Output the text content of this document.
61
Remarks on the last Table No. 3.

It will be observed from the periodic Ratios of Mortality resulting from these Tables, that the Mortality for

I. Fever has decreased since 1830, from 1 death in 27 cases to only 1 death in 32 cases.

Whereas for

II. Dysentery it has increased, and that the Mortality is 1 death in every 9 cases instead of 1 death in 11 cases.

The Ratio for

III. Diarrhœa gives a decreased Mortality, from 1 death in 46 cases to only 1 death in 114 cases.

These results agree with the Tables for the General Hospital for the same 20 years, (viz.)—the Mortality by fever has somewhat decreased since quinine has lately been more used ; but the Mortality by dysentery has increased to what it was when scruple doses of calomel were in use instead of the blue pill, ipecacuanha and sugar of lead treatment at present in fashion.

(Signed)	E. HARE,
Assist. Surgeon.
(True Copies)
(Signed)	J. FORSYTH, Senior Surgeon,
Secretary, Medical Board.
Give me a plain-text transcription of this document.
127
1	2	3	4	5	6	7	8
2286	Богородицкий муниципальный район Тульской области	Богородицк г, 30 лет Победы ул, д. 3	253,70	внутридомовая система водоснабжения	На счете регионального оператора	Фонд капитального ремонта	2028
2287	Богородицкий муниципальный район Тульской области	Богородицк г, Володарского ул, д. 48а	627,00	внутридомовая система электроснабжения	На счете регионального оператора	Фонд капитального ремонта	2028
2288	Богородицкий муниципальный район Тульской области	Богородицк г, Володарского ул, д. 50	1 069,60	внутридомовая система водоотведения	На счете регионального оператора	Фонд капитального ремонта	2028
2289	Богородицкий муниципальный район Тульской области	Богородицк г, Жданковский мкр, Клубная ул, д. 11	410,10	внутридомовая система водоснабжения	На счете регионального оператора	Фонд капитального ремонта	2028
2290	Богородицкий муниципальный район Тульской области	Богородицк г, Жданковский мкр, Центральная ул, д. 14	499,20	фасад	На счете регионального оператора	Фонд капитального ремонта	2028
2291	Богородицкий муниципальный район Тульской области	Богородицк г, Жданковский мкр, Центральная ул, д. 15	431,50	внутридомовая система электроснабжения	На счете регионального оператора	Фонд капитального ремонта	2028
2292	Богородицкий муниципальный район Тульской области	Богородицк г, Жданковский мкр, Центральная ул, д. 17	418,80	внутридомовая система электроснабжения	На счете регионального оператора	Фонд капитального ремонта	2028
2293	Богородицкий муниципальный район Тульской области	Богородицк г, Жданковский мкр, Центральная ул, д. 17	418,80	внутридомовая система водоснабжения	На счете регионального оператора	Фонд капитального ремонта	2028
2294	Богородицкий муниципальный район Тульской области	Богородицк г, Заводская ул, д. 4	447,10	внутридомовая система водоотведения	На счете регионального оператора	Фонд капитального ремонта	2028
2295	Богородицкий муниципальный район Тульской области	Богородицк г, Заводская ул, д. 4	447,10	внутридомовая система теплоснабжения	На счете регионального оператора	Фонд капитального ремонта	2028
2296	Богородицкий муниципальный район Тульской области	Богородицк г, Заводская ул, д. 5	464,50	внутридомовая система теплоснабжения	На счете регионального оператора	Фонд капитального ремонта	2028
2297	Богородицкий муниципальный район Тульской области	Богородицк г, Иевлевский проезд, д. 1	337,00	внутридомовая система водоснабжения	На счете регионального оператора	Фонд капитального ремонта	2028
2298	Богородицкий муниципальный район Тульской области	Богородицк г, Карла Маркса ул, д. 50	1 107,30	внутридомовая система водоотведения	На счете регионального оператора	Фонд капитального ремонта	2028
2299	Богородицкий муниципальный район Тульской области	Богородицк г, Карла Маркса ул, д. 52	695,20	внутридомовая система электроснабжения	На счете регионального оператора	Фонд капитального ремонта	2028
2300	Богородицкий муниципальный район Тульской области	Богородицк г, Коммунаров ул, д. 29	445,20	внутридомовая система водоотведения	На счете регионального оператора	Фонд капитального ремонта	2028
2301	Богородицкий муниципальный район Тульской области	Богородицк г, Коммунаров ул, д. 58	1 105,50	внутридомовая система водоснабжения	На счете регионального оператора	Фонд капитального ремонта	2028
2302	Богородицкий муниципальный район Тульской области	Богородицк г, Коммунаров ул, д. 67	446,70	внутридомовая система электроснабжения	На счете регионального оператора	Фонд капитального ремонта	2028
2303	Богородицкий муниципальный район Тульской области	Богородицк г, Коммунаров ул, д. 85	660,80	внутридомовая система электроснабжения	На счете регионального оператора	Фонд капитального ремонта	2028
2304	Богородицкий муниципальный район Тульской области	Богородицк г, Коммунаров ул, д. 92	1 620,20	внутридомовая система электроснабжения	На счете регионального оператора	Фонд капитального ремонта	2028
····················
Write out the whole listing exactly.

Output the text content of this document.
61
Remarks on the last Table No. 3.

It will be observed from the periodic Ratios of Mortality resulting from these Tables, that the Mortality for

I. Fever has decreased since 1830, from 1 death in 27 cases to only 1 death in 32 cases.

Whereas for

II. Dysentery it has increased, and that the Mortality is 1 death in every 9 cases instead of 1 death in 11 cases.

The Ratio for

III. Diarrhœa gives a decreased Mortality, from 1 death in 46 cases to only 1 death in 114 cases.

These results agree with the Tables for the General Hospital for the same 20 years, (viz.)—the Mortality by fever has somewhat decreased since quinine has lately been more used ; but the Mortality by dysentery has increased to what it was when scruple doses of calomel were in use instead of the blue pill, ipecacuanha and sugar of lead treatment at present in fashion.

(Signed)	E. HARE,
Assist. Surgeon.
(True Copies)
(Signed)	J. FORSYTH, Senior Surgeon,
Secretary, Medical Board.
Give me a plain-text transcription of this document.
127
1	2	3	4	5	6	7	8
2286	Богородицкий муниципальный район Тульской области	Богородицк г, 30 лет Победы ул, д. 3	253,70	внутридомовая система водоснабжения	На счете регионального оператора	Фонд капитального ремонта	2028
2287	Богородицкий муниципальный район Тульской области	Богородицк г, Володарского ул, д. 48а	627,00	внутридомовая система электроснабжения	На счете регионального оператора	Фонд капитального ремонта	2028
2288	Богородицкий муниципальный район Тульской области	Богородицк г, Володарского ул, д. 50	1 069,60	внутридомовая система водоотведения	На счете регионального оператора	Фонд капитального ремонта	2028
2289	Богородицкий муниципальный район Тульской области	Богородицк г, Жданковский мкр, Клубная ул, д. 11	410,10	внутридомовая система водоснабжения	На счете регионального оператора	Фонд капитального ремонта	2028
2290	Богородицкий муниципальный район Тульской области	Богородицк г, Жданковский мкр, Центральная ул, д. 14	499,20	фасад	На счете регионального оператора	Фонд капитального ремонта	2028
2291	Богородицкий муниципальный район Тульской области	Богородицк г, Жданковский мкр, Центральная ул, д. 15	431,50	внутридомовая система электроснабжения	На счете регионального оператора	Фонд капитального ремонта	2028
2292	Богородицкий муниципальный район Тульской области	Богородицк г, Жданковский мкр, Центральная ул, д. 17	418,80	внутридомовая система электроснабжения	На счете регионального оператора	Фонд капитального ремонта	2028
2293	Богородицкий муниципальный район Тульской области	Богородицк г, Жданковский мкр, Центральная ул, д. 17	418,80	внутридомовая система водоснабжения	На счете регионального оператора	Фонд капитального ремонта	2028
2294	Богородицкий муниципальный район Тульской области	Богородицк г, Заводская ул, д. 4	447,10	внутридомовая система водоотведения	На счете регионального оператора	Фонд капитального ремонта	2028
2295	Богородицкий муниципальный район Тульской области	Богородицк г, Заводская ул, д. 4	447,10	внутридомовая система теплоснабжения	На счете регионального оператора	Фонд капитального ремонта	2028
2296	Богородицкий муниципальный район Тульской области	Богородицк г, Заводская ул, д. 5	464,50	внутридомовая система теплоснабжения	На счете регионального оператора	Фонд капитального ремонта	2028
2297	Богородицкий муниципальный район Тульской области	Богородицк г, Иевлевский проезд, д. 1	337,00	внутридомовая система водоснабжения	На счете регионального оператора	Фонд капитального ремонта	2028
2298	Богородицкий муниципальный район Тульской области	Богородицк г, Карла Маркса ул, д. 50	1 107,30	внутридомовая система водоотведения	На счете регионального оператора	Фонд капитального ремонта	2028
2299	Богородицкий муниципальный район Тульской области	Богородицк г, Карла Маркса ул, д. 52	695,20	внутридомовая система электроснабжения	На счете регионального оператора	Фонд капитального ремонта	2028
2300	Богородицкий муниципальный район Тульской области	Богородицк г, Коммунаров ул, д. 29	445,20	внутридомовая система водоотведения	На счете регионального оператора	Фонд капитального ремонта	2028
2301	Богородицкий муниципальный район Тульской области	Богородицк г, Коммунаров ул, д. 58	1 105,50	внутридомовая система водоснабжения	На счете регионального оператора	Фонд капитального ремонта	2028
2302	Богородицкий муниципальный район Тульской области	Богородицк г, Коммунаров ул, д. 67	446,70	внутридомовая система электроснабжения	На счете регионального оператора	Фонд капитального ремонта	2028
2303	Богородицкий муниципальный район Тульской области	Богородицк г, Коммунаров ул, д. 85	660,80	внутридомовая система электроснабжения	На счете регионального оператора	Фонд капитального ремонта	2028
2304	Богородицкий муниципальный район Тульской области	Богородицк г, Коммунаров ул, д. 92	1 620,20	внутридомовая система электроснабжения	На счете регионального оператора	Фонд капитального ремонта	2028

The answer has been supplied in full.